Chart and figure data:

----------------------------------------

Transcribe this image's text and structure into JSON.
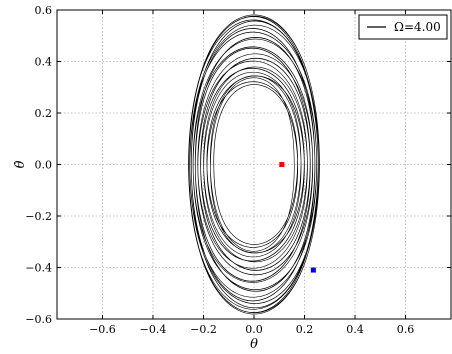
{
  "chart_data": {
    "type": "line",
    "title": "",
    "xlabel": "θ",
    "ylabel": "θ̇",
    "xlim": [
      -0.78,
      0.78
    ],
    "ylim": [
      -0.6,
      0.6
    ],
    "xticks": [
      "−0.6",
      "−0.4",
      "−0.2",
      "0.0",
      "0.2",
      "0.4",
      "0.6"
    ],
    "xtick_values": [
      -0.6,
      -0.4,
      -0.2,
      0.0,
      0.2,
      0.4,
      0.6
    ],
    "yticks": [
      "−0.6",
      "−0.4",
      "−0.2",
      "0.0",
      "0.2",
      "0.4",
      "0.6"
    ],
    "ytick_values": [
      -0.6,
      -0.4,
      -0.2,
      0.0,
      0.2,
      0.4,
      0.6
    ],
    "grid": true,
    "legend": {
      "position": "top-right",
      "entries": [
        "Ω=4.00"
      ]
    },
    "series": [
      {
        "name": "Ω=4.00",
        "color": "#000000",
        "description_points": {
          "envelope_theta_range": [
            -0.27,
            0.27
          ],
          "envelope_thetadot_range": [
            -0.6,
            0.6
          ]
        }
      }
    ],
    "markers": [
      {
        "x": 0.11,
        "y": 0.0,
        "color": "#ff0000"
      },
      {
        "x": 0.235,
        "y": -0.41,
        "color": "#0000ff"
      }
    ]
  }
}
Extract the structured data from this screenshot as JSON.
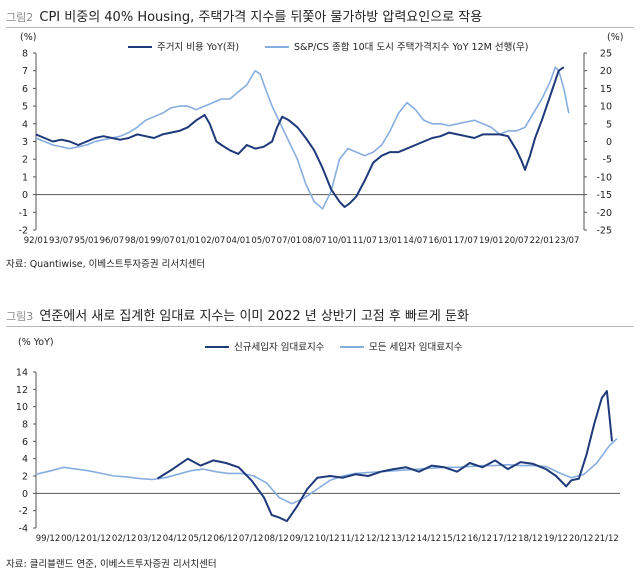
{
  "figure1": {
    "fig_no": "그림2",
    "title": "CPI 비중의 40% Housing, 주택가격 지수를 뒤쫓아 물가하방 압력요인으로 작용",
    "source": "자료: Quantiwise, 이베스트투자증권 리서치센터"
  },
  "figure2": {
    "fig_no": "그림3",
    "title": "연준에서 새로 집계한 임대료 지수는 이미 2022 년 상반기 고점 후 빠르게 둔화",
    "source": "자료: 클리블랜드 연준, 이베스트투자증권 리서치센터"
  },
  "chart_data": [
    {
      "type": "line",
      "left_unit": "(%)",
      "right_unit": "(%)",
      "ylim_left": [
        -2,
        8
      ],
      "ylim_right": [
        -25,
        25
      ],
      "yticks_left": [
        -2,
        -1,
        0,
        1,
        2,
        3,
        4,
        5,
        6,
        7,
        8
      ],
      "yticks_right": [
        -25,
        -20,
        -15,
        -10,
        -5,
        0,
        5,
        10,
        15,
        20,
        25
      ],
      "xlim": [
        1992.0,
        2024.5
      ],
      "xtick_labels": [
        "92/01",
        "93/07",
        "95/01",
        "96/07",
        "98/01",
        "99/07",
        "01/01",
        "02/07",
        "04/01",
        "05/07",
        "07/01",
        "08/07",
        "10/01",
        "11/07",
        "13/01",
        "14/07",
        "16/01",
        "17/07",
        "19/01",
        "20/07",
        "22/01",
        "23/07"
      ],
      "xtick_values": [
        1992.0,
        1993.5,
        1995.0,
        1996.5,
        1998.0,
        1999.5,
        2001.0,
        2002.5,
        2004.0,
        2005.5,
        2007.0,
        2008.5,
        2010.0,
        2011.5,
        2013.0,
        2014.5,
        2016.0,
        2017.5,
        2019.0,
        2020.5,
        2022.0,
        2023.5
      ],
      "legend_position": "top",
      "grid": false,
      "series": [
        {
          "name": "주거지 비용 YoY(좌)",
          "axis": "left",
          "color": "#1f3a7a",
          "x": [
            1992.0,
            1992.5,
            1993.0,
            1993.5,
            1994.0,
            1994.5,
            1995.0,
            1995.5,
            1996.0,
            1996.5,
            1997.0,
            1997.5,
            1998.0,
            1998.5,
            1999.0,
            1999.5,
            2000.0,
            2000.5,
            2001.0,
            2001.5,
            2002.0,
            2002.3,
            2002.7,
            2003.0,
            2003.5,
            2004.0,
            2004.5,
            2005.0,
            2005.5,
            2006.0,
            2006.3,
            2006.6,
            2007.0,
            2007.5,
            2008.0,
            2008.5,
            2009.0,
            2009.5,
            2010.0,
            2010.3,
            2010.6,
            2011.0,
            2011.5,
            2012.0,
            2012.5,
            2013.0,
            2013.5,
            2014.0,
            2014.5,
            2015.0,
            2015.5,
            2016.0,
            2016.5,
            2017.0,
            2017.5,
            2018.0,
            2018.5,
            2019.0,
            2019.5,
            2020.0,
            2020.5,
            2020.8,
            2021.0,
            2021.3,
            2021.6,
            2022.0,
            2022.5,
            2023.0,
            2023.3
          ],
          "values": [
            3.4,
            3.2,
            3.0,
            3.1,
            3.0,
            2.8,
            3.0,
            3.2,
            3.3,
            3.2,
            3.1,
            3.2,
            3.4,
            3.3,
            3.2,
            3.4,
            3.5,
            3.6,
            3.8,
            4.2,
            4.5,
            4.0,
            3.0,
            2.8,
            2.5,
            2.3,
            2.8,
            2.6,
            2.7,
            3.0,
            3.8,
            4.4,
            4.2,
            3.8,
            3.2,
            2.5,
            1.5,
            0.3,
            -0.4,
            -0.7,
            -0.5,
            -0.1,
            0.8,
            1.8,
            2.2,
            2.4,
            2.4,
            2.6,
            2.8,
            3.0,
            3.2,
            3.3,
            3.5,
            3.4,
            3.3,
            3.2,
            3.4,
            3.4,
            3.4,
            3.3,
            2.5,
            1.9,
            1.4,
            2.2,
            3.2,
            4.2,
            5.6,
            7.0,
            7.2
          ]
        },
        {
          "name": "S&P/CS 종합 10대 도시 주택가격지수 YoY 12M 선행(우)",
          "axis": "right",
          "color": "#86aee0",
          "x": [
            1992.0,
            1992.5,
            1993.0,
            1993.5,
            1994.0,
            1994.5,
            1995.0,
            1995.5,
            1996.0,
            1996.5,
            1997.0,
            1997.5,
            1998.0,
            1998.5,
            1999.0,
            1999.5,
            2000.0,
            2000.5,
            2001.0,
            2001.5,
            2002.0,
            2002.5,
            2003.0,
            2003.5,
            2004.0,
            2004.5,
            2005.0,
            2005.3,
            2005.6,
            2006.0,
            2006.5,
            2007.0,
            2007.5,
            2008.0,
            2008.5,
            2009.0,
            2009.5,
            2010.0,
            2010.5,
            2011.0,
            2011.5,
            2012.0,
            2012.5,
            2013.0,
            2013.5,
            2014.0,
            2014.5,
            2015.0,
            2015.5,
            2016.0,
            2016.5,
            2017.0,
            2017.5,
            2018.0,
            2018.5,
            2019.0,
            2019.5,
            2020.0,
            2020.5,
            2021.0,
            2021.5,
            2022.0,
            2022.5,
            2022.8,
            2023.0,
            2023.3,
            2023.6
          ],
          "values": [
            1,
            0,
            -1,
            -1.5,
            -2,
            -1.5,
            -1,
            0,
            0.5,
            1,
            1.5,
            2.5,
            4,
            6,
            7,
            8,
            9.5,
            10,
            10,
            9,
            10,
            11,
            12,
            12,
            14,
            16,
            20,
            19,
            15,
            10,
            5,
            0,
            -5,
            -12,
            -17,
            -19,
            -14,
            -5,
            -2,
            -3,
            -4,
            -3,
            -1,
            3,
            8,
            11,
            9,
            6,
            5,
            5,
            4.5,
            5,
            5.5,
            6,
            5,
            4,
            2,
            3,
            3,
            4,
            8,
            12,
            17,
            21,
            20,
            15,
            8
          ]
        }
      ]
    },
    {
      "type": "line",
      "left_unit": "(% YoY)",
      "ylim": [
        -4,
        14
      ],
      "yticks": [
        -4,
        -2,
        0,
        2,
        4,
        6,
        8,
        10,
        12,
        14
      ],
      "xlim": [
        1999.917,
        2022.917
      ],
      "xtick_labels": [
        "99/12",
        "00/12",
        "01/12",
        "02/12",
        "03/12",
        "04/12",
        "05/12",
        "06/12",
        "07/12",
        "08/12",
        "09/12",
        "10/12",
        "11/12",
        "12/12",
        "13/12",
        "14/12",
        "15/12",
        "16/12",
        "17/12",
        "18/12",
        "19/12",
        "20/12",
        "21/12"
      ],
      "xtick_values": [
        1999.917,
        2000.917,
        2001.917,
        2002.917,
        2003.917,
        2004.917,
        2005.917,
        2006.917,
        2007.917,
        2008.917,
        2009.917,
        2010.917,
        2011.917,
        2012.917,
        2013.917,
        2014.917,
        2015.917,
        2016.917,
        2017.917,
        2018.917,
        2019.917,
        2020.917,
        2021.917
      ],
      "legend_position": "top",
      "grid": false,
      "series": [
        {
          "name": "신규세입자 임대료지수",
          "color": "#1f3a7a",
          "x": [
            2004.7,
            2005.3,
            2005.9,
            2006.4,
            2006.9,
            2007.4,
            2007.9,
            2008.4,
            2008.9,
            2009.2,
            2009.5,
            2009.8,
            2010.2,
            2010.6,
            2011.0,
            2011.5,
            2012.0,
            2012.5,
            2013.0,
            2013.5,
            2014.0,
            2014.5,
            2015.0,
            2015.5,
            2016.0,
            2016.5,
            2017.0,
            2017.5,
            2018.0,
            2018.5,
            2019.0,
            2019.5,
            2020.0,
            2020.4,
            2020.8,
            2021.0,
            2021.3,
            2021.6,
            2021.9,
            2022.2,
            2022.4,
            2022.6
          ],
          "values": [
            1.7,
            2.8,
            4.0,
            3.2,
            3.8,
            3.5,
            3.0,
            1.5,
            -0.5,
            -2.5,
            -2.8,
            -3.2,
            -1.5,
            0.5,
            1.8,
            2.0,
            1.8,
            2.2,
            2.0,
            2.5,
            2.8,
            3.0,
            2.5,
            3.2,
            3.0,
            2.5,
            3.5,
            3.0,
            3.8,
            2.8,
            3.6,
            3.4,
            2.8,
            2.0,
            0.8,
            1.5,
            1.7,
            4.5,
            8.0,
            11.0,
            11.8,
            6.0
          ]
        },
        {
          "name": "모든 세입자 임대료지수",
          "color": "#86aee0",
          "x": [
            1999.917,
            2000.5,
            2001.0,
            2001.5,
            2002.0,
            2002.5,
            2003.0,
            2003.5,
            2004.0,
            2004.5,
            2005.0,
            2005.5,
            2006.0,
            2006.5,
            2007.0,
            2007.5,
            2008.0,
            2008.5,
            2009.0,
            2009.5,
            2010.0,
            2010.5,
            2011.0,
            2011.5,
            2012.0,
            2012.5,
            2013.0,
            2013.5,
            2014.0,
            2014.5,
            2015.0,
            2015.5,
            2016.0,
            2016.5,
            2017.0,
            2017.5,
            2018.0,
            2018.5,
            2019.0,
            2019.5,
            2020.0,
            2020.5,
            2021.0,
            2021.5,
            2022.0,
            2022.5,
            2022.8
          ],
          "values": [
            2.2,
            2.6,
            3.0,
            2.8,
            2.6,
            2.3,
            2.0,
            1.9,
            1.7,
            1.6,
            1.8,
            2.2,
            2.6,
            2.8,
            2.5,
            2.3,
            2.3,
            2.0,
            1.2,
            -0.5,
            -1.2,
            -0.5,
            0.5,
            1.5,
            2.0,
            2.3,
            2.4,
            2.5,
            2.6,
            2.7,
            2.8,
            2.9,
            3.0,
            3.0,
            3.1,
            3.2,
            3.2,
            3.3,
            3.2,
            3.2,
            3.1,
            2.4,
            1.8,
            2.2,
            3.5,
            5.5,
            6.3
          ]
        }
      ]
    }
  ]
}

----------------------------------------

GOAL: Looking at the entries above, say how many lines contain the word "title". Only the number is wanted.

SOLVED PROBLEM: 3